**Stated task:** Identify the lines that contain the word "name" and copy each one.

**Dataset extract:**
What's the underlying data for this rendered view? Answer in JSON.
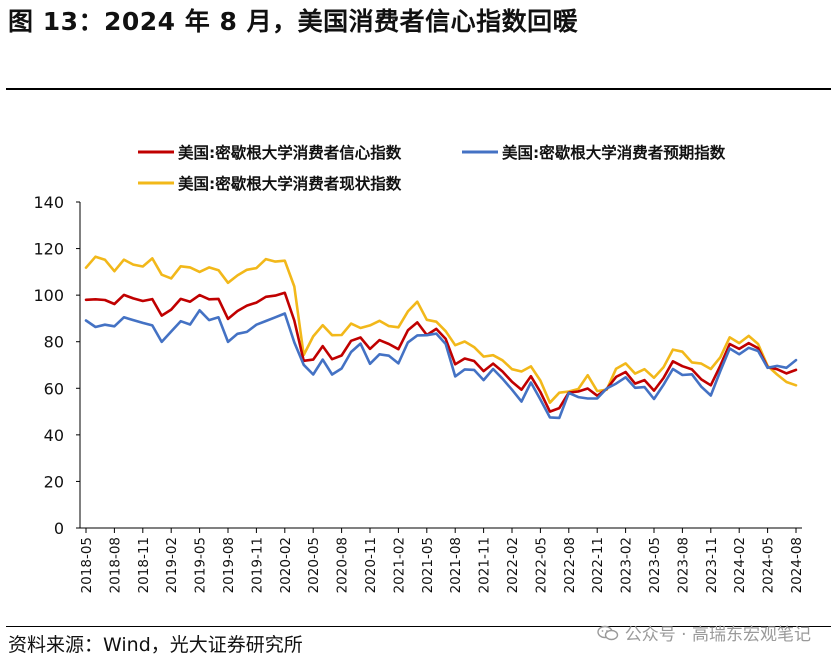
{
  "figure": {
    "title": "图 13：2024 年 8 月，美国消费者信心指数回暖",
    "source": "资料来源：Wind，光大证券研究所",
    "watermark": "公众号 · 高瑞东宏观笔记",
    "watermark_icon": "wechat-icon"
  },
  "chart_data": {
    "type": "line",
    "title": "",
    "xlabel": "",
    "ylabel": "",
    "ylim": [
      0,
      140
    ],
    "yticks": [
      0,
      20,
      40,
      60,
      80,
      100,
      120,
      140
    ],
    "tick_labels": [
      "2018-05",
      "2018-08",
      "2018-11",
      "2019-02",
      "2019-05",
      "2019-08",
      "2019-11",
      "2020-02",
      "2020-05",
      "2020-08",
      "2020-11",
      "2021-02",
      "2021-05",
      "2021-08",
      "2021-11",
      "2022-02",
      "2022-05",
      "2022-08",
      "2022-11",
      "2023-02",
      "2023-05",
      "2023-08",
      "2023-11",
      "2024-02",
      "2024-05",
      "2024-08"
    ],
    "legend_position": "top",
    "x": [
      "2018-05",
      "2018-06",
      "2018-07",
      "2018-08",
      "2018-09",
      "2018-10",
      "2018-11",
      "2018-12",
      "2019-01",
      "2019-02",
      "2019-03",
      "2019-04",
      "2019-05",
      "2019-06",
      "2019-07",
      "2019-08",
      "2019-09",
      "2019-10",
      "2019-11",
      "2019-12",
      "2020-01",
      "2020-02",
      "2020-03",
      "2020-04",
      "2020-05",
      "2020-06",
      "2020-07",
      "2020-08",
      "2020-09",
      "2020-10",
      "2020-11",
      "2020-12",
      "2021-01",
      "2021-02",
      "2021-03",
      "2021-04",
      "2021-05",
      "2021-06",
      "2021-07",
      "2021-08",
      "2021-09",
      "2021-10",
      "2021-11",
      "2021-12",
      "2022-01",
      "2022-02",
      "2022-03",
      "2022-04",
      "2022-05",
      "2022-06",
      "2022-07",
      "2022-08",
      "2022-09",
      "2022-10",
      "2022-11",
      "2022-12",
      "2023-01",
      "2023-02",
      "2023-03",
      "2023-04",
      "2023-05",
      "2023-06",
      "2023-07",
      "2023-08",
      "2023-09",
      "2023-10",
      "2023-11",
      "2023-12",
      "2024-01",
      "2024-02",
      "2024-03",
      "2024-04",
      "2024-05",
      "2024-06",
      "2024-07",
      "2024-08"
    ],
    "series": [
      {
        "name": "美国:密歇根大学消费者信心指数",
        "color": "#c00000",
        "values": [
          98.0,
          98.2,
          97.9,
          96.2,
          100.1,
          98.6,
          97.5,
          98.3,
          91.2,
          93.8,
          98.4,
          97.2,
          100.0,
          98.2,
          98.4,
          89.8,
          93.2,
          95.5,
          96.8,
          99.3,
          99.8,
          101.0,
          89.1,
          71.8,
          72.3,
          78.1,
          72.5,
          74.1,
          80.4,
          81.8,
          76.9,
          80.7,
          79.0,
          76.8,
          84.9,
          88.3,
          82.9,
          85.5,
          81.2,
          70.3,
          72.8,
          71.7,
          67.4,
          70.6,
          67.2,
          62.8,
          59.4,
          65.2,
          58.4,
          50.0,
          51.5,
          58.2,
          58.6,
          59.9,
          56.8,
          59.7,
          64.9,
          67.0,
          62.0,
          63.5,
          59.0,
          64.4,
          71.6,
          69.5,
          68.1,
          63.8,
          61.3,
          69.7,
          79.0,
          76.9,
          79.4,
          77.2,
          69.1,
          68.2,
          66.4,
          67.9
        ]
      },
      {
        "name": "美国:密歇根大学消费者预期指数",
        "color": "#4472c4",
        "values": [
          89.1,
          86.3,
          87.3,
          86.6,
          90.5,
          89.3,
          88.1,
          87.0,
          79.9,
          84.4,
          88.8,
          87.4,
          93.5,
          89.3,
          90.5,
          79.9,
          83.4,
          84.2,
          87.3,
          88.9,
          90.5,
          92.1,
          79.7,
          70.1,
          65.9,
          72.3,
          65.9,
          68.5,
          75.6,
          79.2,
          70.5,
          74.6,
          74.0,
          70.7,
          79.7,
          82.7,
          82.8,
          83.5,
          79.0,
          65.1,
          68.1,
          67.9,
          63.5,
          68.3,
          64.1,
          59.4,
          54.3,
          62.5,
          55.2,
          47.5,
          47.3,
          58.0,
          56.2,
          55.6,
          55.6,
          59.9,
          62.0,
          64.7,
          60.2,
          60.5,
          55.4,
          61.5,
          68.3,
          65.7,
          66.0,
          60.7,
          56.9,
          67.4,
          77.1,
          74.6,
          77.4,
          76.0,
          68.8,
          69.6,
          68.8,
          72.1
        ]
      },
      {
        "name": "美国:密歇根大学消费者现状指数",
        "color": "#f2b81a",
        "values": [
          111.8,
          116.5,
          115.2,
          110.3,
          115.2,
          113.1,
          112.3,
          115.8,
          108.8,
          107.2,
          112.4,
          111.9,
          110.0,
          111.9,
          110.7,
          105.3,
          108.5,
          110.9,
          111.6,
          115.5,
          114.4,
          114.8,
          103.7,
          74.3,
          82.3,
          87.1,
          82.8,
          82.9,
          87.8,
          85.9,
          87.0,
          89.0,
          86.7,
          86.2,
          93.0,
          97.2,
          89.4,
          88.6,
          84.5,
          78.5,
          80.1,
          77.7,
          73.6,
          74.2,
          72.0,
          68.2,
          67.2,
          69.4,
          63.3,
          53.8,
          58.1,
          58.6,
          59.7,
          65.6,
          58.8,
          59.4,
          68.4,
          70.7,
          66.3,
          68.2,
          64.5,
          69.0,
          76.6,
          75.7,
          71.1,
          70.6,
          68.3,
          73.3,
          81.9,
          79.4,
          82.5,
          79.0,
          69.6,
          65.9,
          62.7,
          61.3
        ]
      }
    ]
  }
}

**Response for this exercise:**
        "name": "美国:密歇根大学消费者信心指数",
        "name": "美国:密歇根大学消费者预期指数",
        "name": "美国:密歇根大学消费者现状指数",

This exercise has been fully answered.